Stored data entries
+ + + + +
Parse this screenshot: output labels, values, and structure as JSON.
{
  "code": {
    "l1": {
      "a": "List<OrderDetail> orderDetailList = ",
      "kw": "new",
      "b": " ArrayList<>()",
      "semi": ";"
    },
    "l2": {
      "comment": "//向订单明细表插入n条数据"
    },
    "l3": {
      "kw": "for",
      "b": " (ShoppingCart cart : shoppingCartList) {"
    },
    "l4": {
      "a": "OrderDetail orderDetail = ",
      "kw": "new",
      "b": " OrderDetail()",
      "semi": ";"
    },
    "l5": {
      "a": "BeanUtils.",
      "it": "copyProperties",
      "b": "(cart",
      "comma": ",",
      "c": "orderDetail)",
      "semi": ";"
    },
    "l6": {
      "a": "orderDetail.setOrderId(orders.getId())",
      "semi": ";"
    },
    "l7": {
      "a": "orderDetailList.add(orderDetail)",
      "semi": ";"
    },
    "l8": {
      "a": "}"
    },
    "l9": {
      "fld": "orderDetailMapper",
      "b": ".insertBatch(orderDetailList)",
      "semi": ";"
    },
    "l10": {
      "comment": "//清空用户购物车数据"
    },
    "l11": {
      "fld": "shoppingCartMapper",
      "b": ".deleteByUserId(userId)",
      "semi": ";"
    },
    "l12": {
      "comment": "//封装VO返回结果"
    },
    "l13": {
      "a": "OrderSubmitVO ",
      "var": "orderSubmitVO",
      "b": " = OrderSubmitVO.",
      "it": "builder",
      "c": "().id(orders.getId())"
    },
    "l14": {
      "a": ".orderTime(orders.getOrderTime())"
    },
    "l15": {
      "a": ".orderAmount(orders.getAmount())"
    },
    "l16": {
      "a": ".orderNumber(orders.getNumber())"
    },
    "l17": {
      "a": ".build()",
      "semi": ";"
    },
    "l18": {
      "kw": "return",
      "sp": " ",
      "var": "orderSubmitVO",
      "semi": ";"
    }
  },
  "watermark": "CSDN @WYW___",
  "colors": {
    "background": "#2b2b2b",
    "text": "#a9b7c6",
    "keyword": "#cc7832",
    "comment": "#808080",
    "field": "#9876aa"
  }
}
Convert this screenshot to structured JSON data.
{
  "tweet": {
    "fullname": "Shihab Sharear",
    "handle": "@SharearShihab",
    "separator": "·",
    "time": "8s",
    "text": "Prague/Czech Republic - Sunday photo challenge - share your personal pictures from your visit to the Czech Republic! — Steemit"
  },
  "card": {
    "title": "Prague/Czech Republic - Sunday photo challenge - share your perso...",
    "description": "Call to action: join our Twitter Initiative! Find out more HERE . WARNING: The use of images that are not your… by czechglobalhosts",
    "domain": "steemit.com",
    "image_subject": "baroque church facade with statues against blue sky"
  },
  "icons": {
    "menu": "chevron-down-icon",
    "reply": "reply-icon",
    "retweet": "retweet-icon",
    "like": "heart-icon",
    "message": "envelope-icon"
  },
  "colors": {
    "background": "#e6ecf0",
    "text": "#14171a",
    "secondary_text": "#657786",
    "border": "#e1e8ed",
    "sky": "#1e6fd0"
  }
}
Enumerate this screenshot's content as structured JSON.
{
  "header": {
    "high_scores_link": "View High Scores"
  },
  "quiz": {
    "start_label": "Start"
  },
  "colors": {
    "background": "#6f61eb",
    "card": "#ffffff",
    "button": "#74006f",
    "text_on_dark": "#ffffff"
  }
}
+ + + + +
__Required work__: Which lines contain the word "challenge"? Copy each of them.

__Task output__:
    "text": "Prague/Czech Republic - Sunday photo challenge - share your personal pictures from your visit to the Czech Republic! — Steemit"
    "title": "Prague/Czech Republic - Sunday photo challenge - share your perso...",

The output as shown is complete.